PROBLEM REQUIREMENTS | Produce a verbatim copy of the entries listed below.

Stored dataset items
-----
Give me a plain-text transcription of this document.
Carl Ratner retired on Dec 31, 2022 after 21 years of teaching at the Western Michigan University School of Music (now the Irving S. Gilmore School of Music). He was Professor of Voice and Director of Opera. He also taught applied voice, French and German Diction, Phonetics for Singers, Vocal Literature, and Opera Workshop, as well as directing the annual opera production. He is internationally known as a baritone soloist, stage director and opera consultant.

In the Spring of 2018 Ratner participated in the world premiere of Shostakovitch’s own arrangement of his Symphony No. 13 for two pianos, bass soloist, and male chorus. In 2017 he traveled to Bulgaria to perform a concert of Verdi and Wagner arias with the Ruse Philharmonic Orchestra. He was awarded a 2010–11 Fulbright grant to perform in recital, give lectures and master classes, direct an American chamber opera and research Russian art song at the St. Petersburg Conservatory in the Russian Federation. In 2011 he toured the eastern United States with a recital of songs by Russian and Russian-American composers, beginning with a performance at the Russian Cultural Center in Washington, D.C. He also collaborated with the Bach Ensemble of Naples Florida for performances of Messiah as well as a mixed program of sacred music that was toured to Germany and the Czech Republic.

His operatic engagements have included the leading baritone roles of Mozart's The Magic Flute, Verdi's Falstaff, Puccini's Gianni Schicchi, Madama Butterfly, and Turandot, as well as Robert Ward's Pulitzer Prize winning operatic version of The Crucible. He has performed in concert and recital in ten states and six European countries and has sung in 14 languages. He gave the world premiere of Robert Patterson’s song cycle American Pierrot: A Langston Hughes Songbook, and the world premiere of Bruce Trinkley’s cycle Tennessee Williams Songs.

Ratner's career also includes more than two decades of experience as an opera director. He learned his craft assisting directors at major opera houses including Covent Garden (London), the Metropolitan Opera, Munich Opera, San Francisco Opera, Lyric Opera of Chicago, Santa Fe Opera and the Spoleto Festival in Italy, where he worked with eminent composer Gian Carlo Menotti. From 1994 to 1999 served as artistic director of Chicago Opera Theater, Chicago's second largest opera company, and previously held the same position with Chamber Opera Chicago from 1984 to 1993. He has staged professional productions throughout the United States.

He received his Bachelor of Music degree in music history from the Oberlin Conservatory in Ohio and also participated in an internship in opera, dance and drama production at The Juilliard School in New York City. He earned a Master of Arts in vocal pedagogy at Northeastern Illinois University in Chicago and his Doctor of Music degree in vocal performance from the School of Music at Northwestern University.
-----
ANSWER TO THIS TASK |
Give me a plain-text transcription of this document.
Carl Ratner retired on Dec 31, 2022 after 21 years of teaching at the Western Michigan University School of Music (now the Irving S. Gilmore School of Music). He was Professor of Voice and Director of Opera. He also taught applied voice, French and German Diction, Phonetics for Singers, Vocal Literature, and Opera Workshop, as well as directing the annual opera production. He is internationally known as a baritone soloist, stage director and opera consultant.

In the Spring of 2018 Ratner participated in the world premiere of Shostakovitch’s own arrangement of his Symphony No. 13 for two pianos, bass soloist, and male chorus. In 2017 he traveled to Bulgaria to perform a concert of Verdi and Wagner arias with the Ruse Philharmonic Orchestra. He was awarded a 2010–11 Fulbright grant to perform in recital, give lectures and master classes, direct an American chamber opera and research Russian art song at the St. Petersburg Conservatory in the Russian Federation. In 2011 he toured the eastern United States with a recital of songs by Russian and Russian-American composers, beginning with a performance at the Russian Cultural Center in Washington, D.C. He also collaborated with the Bach Ensemble of Naples Florida for performances of Messiah as well as a mixed program of sacred music that was toured to Germany and the Czech Republic.

His operatic engagements have included the leading baritone roles of Mozart's The Magic Flute, Verdi's Falstaff, Puccini's Gianni Schicchi, Madama Butterfly, and Turandot, as well as Robert Ward's Pulitzer Prize winning operatic version of The Crucible. He has performed in concert and recital in ten states and six European countries and has sung in 14 languages. He gave the world premiere of Robert Patterson’s song cycle American Pierrot: A Langston Hughes Songbook, and the world premiere of Bruce Trinkley’s cycle Tennessee Williams Songs.

Ratner's career also includes more than two decades of experience as an opera director. He learned his craft assisting directors at major opera houses including Covent Garden (London), the Metropolitan Opera, Munich Opera, San Francisco Opera, Lyric Opera of Chicago, Santa Fe Opera and the Spoleto Festival in Italy, where he worked with eminent composer Gian Carlo Menotti. From 1994 to 1999 served as artistic director of Chicago Opera Theater, Chicago's second largest opera company, and previously held the same position with Chamber Opera Chicago from 1984 to 1993. He has staged professional productions throughout the United States.

He received his Bachelor of Music degree in music history from the Oberlin Conservatory in Ohio and also participated in an internship in opera, dance and drama production at The Juilliard School in New York City. He earned a Master of Arts in vocal pedagogy at Northeastern Illinois University in Chicago and his Doctor of Music degree in vocal performance from the School of Music at Northwestern University.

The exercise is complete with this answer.